**ЗАДАНИЯ К УПРАЖНЕНИЮ**
[1] Сколько лет назад, согласно тексту о «Буре», Антонио низложил Просперо с миланского трона?
[2] Перепишите фрагмент текста о «Буре», начиная с «Король Алонзо как» и вниз до «в его герцогство.», заменив «неаполитанской короны» на «миланской короны».

======== ДОКУМЕНТ

Антонио подбивает Себастьяна свергнуть с трона Алонзо и для этого убить его во сне. После минутного колебания Себастьян соглашается, а убийство Антонио готов совершить собственноручно. Былое преступление, извлеченное из души Антонио хитростью Просперо и с быстротой молнии перенесенное в настоящее, в наэлектризованную обстановку острова, представляет собой нечто большее, чем искажение временной перспективы, необходимое, чтобы вновь разыграть преступление, которое двенадцать лет назад совершил Антонио, низложив с миланского трона Просперо. Все это отчасти меняет расстановку действующих лиц, но зато проясняет отношения между ними.
Король Алонзо как подстрекатель и соучастник захвата власти (в Милане —
Такое отождествление оказывается благоприятным для Фердинанда как будущего зятя Просперо, способствует усилению неаполитанской короны благодаря счастливой коронации Миранды, дочери Просперо (как и было задумано им с самого начала), ведет к примирение Алонзо и Просперо, а также — к возвращению Просперо в его герцогство.
…Таким образом, брат Просперо — это Антонио-Алонзо-Себастьян, а не просто Антонио, то есть трехчастный комплекс, одно звено которого — личность довольно мелкая (Себастьян), другое — лицо беспредельно злобное и готовое применить оружие (Антонио), а третье — при всей своей несомненной жестокости способное к раскаянью (Алонзо). Все три компонента необходимы Шекспиру для задуманной им хореографии. Если посмотреть на героев под этим углом зрения, становится ясно, что разные штрихи и детали, обогащающие повествование (вроде вскользь упомянутого храброго сына Антонио), необходимы для достижения общей гармонии пьесы и благополучного решения «трагического уравнения»…
«Буря» и Дидона
<…> В памяти елизаветинцев Дидона жила постоянно, все помнили ее трагическую историю, как она изложена в первых четырех книгах «Энеиды» Вергилия, служившей одним из краеугольных камней культуры Возрождения, а значит, и елизаветинского театра, и творческой фантазии Шекспира. Под особо сильным впечатлением он, надо думать, был от первой части «Энеиды», которая как бы стала реестром образов и сюжетных ходов его пьес. На оркестровку его «трагического уравнения» поэма повлияла далеко не косвенным образом. Так, в «Буре» много откровенных аллюзий на «Энеиду», которая, как и последняя шекспировская пьеса, начинается штормом, выбросившим героя на берег таинственного острова. Спасаясь от бури, он попадает туда, где Дидона создает свое новое государство.

================
======== ИЗВЛЕЧЁННЫЕ СВЕДЕНИЯ

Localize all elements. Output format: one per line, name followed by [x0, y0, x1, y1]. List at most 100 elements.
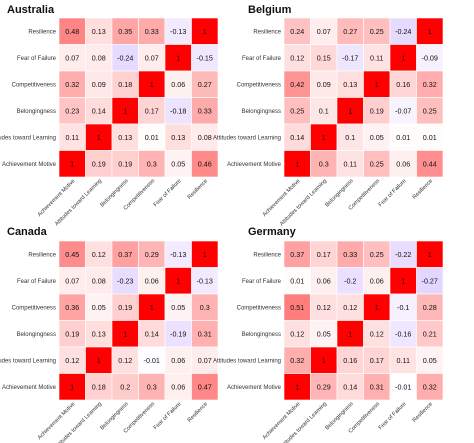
heatmap-cell — [389, 150, 417, 178]
cell-value-label: 1 — [401, 53, 405, 62]
heatmap-cell — [58, 17, 86, 45]
cell-value-label: 0.45 — [65, 250, 79, 259]
column-label: Attitudes toward Learning — [279, 401, 328, 443]
heatmap-cell — [85, 17, 113, 45]
heatmap-cell — [310, 97, 338, 125]
heatmap-cell — [336, 44, 364, 72]
heatmap-cell — [336, 293, 364, 321]
heatmap-cell — [138, 44, 166, 72]
cell-value-label: 0.14 — [343, 382, 357, 391]
heatmap-cell — [164, 320, 192, 348]
cell-value-label: 0.12 — [65, 356, 79, 365]
heatmap-cell — [191, 17, 219, 45]
heatmap-panel-germany: Germany 0.37 0.17 0.33 0.25 -0.22 1 0.01 0.06 -0.… — [213, 226, 444, 443]
cell-value-label: 1 — [203, 27, 207, 36]
cell-value-label: 1 — [123, 329, 127, 338]
cell-value-label: 0.1 — [319, 106, 329, 115]
cell-value-label: 0.07 — [145, 53, 159, 62]
cell-value-label: 0.25 — [423, 106, 437, 115]
cell-value-label: 0.12 — [343, 303, 357, 312]
heatmap-cell — [138, 97, 166, 125]
cell-value-label: 0.07 — [317, 27, 331, 36]
cell-value-label: -0.24 — [117, 53, 133, 62]
cell-value-label: 0.11 — [66, 133, 79, 142]
row-label: Competitiveness — [12, 305, 56, 311]
cell-value-label: 0.12 — [317, 303, 331, 312]
cell-value-label: 0.24 — [290, 27, 304, 36]
panel-title: Australia — [7, 4, 55, 16]
heatmap-cell — [310, 267, 338, 295]
cell-value-label: 1 — [428, 250, 432, 259]
cell-value-label: -0.13 — [197, 276, 213, 285]
heatmap-cell — [416, 70, 444, 98]
heatmap-cell — [363, 373, 391, 401]
heatmap-panel-belgium: Belgium 0.24 0.07 0.27 0.25 -0.24 1 0.12 0.15 -0.… — [213, 4, 444, 227]
row-label: Belongingness — [242, 109, 281, 115]
cell-value-label: 0.18 — [92, 382, 106, 391]
cell-value-label: 1 — [97, 133, 101, 142]
cell-value-label: 0.01 — [145, 133, 159, 142]
cell-value-label: 1 — [322, 356, 326, 365]
cell-value-label: 0.06 — [171, 80, 185, 89]
heatmap-cell — [85, 44, 113, 72]
cell-value-label: 0.06 — [171, 356, 185, 365]
heatmap-cell — [58, 346, 86, 374]
cell-value-label: -0.23 — [117, 276, 133, 285]
cell-value-label: 0.11 — [344, 159, 357, 168]
cell-value-label: 1 — [123, 106, 127, 115]
heatmap-cell — [85, 293, 113, 321]
heatmap-cell — [363, 123, 391, 151]
heatmap-cell — [363, 97, 391, 125]
cell-value-label: 0.19 — [370, 106, 384, 115]
cell-value-label: 0.09 — [92, 80, 106, 89]
cell-value-label: 0.37 — [290, 250, 304, 259]
cell-value-label: 0.25 — [370, 159, 384, 168]
heatmap-cell — [191, 44, 219, 72]
heatmap-cell — [85, 267, 113, 295]
panel-title: Germany — [248, 226, 297, 238]
cell-value-label: 0.08 — [198, 133, 212, 142]
row-label: Competitiveness — [237, 82, 281, 88]
heatmap-cell — [389, 44, 417, 72]
cell-value-label: 0.05 — [171, 159, 185, 168]
cell-value-label: 1 — [401, 276, 405, 285]
cell-value-label: 0.07 — [198, 356, 212, 365]
heatmap-cell — [416, 346, 444, 374]
cell-value-label: 0.37 — [118, 250, 132, 259]
heatmap-cell — [389, 373, 417, 401]
heatmap-cell — [111, 346, 139, 374]
heatmap-cell — [58, 150, 86, 178]
heatmap-cell — [58, 373, 86, 401]
row-label: Fear of Failure — [242, 279, 282, 285]
heatmap-cell — [416, 97, 444, 125]
heatmap-cell — [416, 373, 444, 401]
heatmap-cell — [389, 320, 417, 348]
row-label: Resilience — [253, 252, 281, 258]
cell-value-label: 0.19 — [92, 159, 106, 168]
heatmap-cell — [283, 293, 311, 321]
heatmap-cell — [389, 293, 417, 321]
cell-value-label: 0.08 — [92, 276, 106, 285]
heatmap-cell — [310, 293, 338, 321]
row-label: Fear of Failure — [17, 56, 57, 62]
cell-value-label: 0.31 — [370, 382, 384, 391]
cell-value-label: 0.23 — [65, 106, 79, 115]
row-label: Attitudes toward Learning — [213, 135, 281, 141]
heatmap-panel-australia: Australia 0.48 0.13 0.35 0.33 -0.13 1 0.07 0.08 -… — [0, 4, 219, 227]
cell-value-label: 0.17 — [370, 356, 384, 365]
cell-value-label: 0.27 — [343, 27, 357, 36]
cell-value-label: 0.12 — [370, 329, 384, 338]
panel-title: Belgium — [248, 4, 292, 16]
cell-value-label: 0.17 — [317, 250, 331, 259]
heatmap-cell — [58, 267, 86, 295]
cell-value-label: 1 — [348, 329, 352, 338]
cell-value-label: 0.36 — [65, 303, 79, 312]
row-label: Competitiveness — [237, 305, 281, 311]
heatmap-cell — [85, 70, 113, 98]
heatmap-cell — [416, 240, 444, 268]
cell-value-label: 0.3 — [200, 303, 210, 312]
heatmap-cell — [336, 240, 364, 268]
cell-value-label: -0.18 — [170, 106, 186, 115]
cell-value-label: 1 — [322, 133, 326, 142]
heatmap-cell — [58, 293, 86, 321]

================

**СПИСОК ОТВЕТОВ**
[1] Двенадцать лет назад.

[2]
Король Алонзо как подстрекатель и соучастник захвата власти (в Милане —
Такое отождествление оказывается благоприятным для Фердинанда как будущего зятя Просперо, способствует усилению миланской короны благодаря счастливой коронации Миранды, дочери Просперо (как и было задумано им с самого начала), ведет к примирение Алонзо и Просперо, а также — к возвращению Просперо в его герцогство.